[TASK]:
Return each entry exactly, with none missing.

[Stored data]
------

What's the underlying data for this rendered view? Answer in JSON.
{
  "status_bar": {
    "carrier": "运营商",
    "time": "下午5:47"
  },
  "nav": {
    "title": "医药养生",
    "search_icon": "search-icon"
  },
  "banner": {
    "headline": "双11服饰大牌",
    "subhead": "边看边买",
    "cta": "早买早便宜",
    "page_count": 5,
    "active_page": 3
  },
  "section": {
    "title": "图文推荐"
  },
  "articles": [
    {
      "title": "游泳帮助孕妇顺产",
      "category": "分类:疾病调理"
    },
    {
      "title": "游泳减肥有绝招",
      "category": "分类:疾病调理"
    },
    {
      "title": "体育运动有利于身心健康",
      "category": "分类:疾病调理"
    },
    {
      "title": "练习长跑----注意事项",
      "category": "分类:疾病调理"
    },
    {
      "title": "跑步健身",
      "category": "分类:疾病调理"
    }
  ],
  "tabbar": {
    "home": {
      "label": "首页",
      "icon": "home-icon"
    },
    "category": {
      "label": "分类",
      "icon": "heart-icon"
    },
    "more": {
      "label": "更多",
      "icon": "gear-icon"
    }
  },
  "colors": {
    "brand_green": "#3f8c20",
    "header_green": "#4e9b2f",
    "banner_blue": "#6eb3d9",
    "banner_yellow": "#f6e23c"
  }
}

------

[ANSWER TO THE PROBLEM]:
What's the underlying data for this rendered view? Answer in JSON.
{
  "status_bar": {
    "carrier": "运营商",
    "time": "下午5:47"
  },
  "nav": {
    "title": "医药养生",
    "search_icon": "search-icon"
  },
  "banner": {
    "headline": "双11服饰大牌",
    "subhead": "边看边买",
    "cta": "早买早便宜",
    "page_count": 5,
    "active_page": 3
  },
  "section": {
    "title": "图文推荐"
  },
  "articles": [
    {
      "title": "游泳帮助孕妇顺产",
      "category": "分类:疾病调理"
    },
    {
      "title": "游泳减肥有绝招",
      "category": "分类:疾病调理"
    },
    {
      "title": "体育运动有利于身心健康",
      "category": "分类:疾病调理"
    },
    {
      "title": "练习长跑----注意事项",
      "category": "分类:疾病调理"
    },
    {
      "title": "跑步健身",
      "category": "分类:疾病调理"
    }
  ],
  "tabbar": {
    "home": {
      "label": "首页",
      "icon": "home-icon"
    },
    "category": {
      "label": "分类",
      "icon": "heart-icon"
    },
    "more": {
      "label": "更多",
      "icon": "gear-icon"
    }
  },
  "colors": {
    "brand_green": "#3f8c20",
    "header_green": "#4e9b2f",
    "banner_blue": "#6eb3d9",
    "banner_yellow": "#f6e23c"
  }
}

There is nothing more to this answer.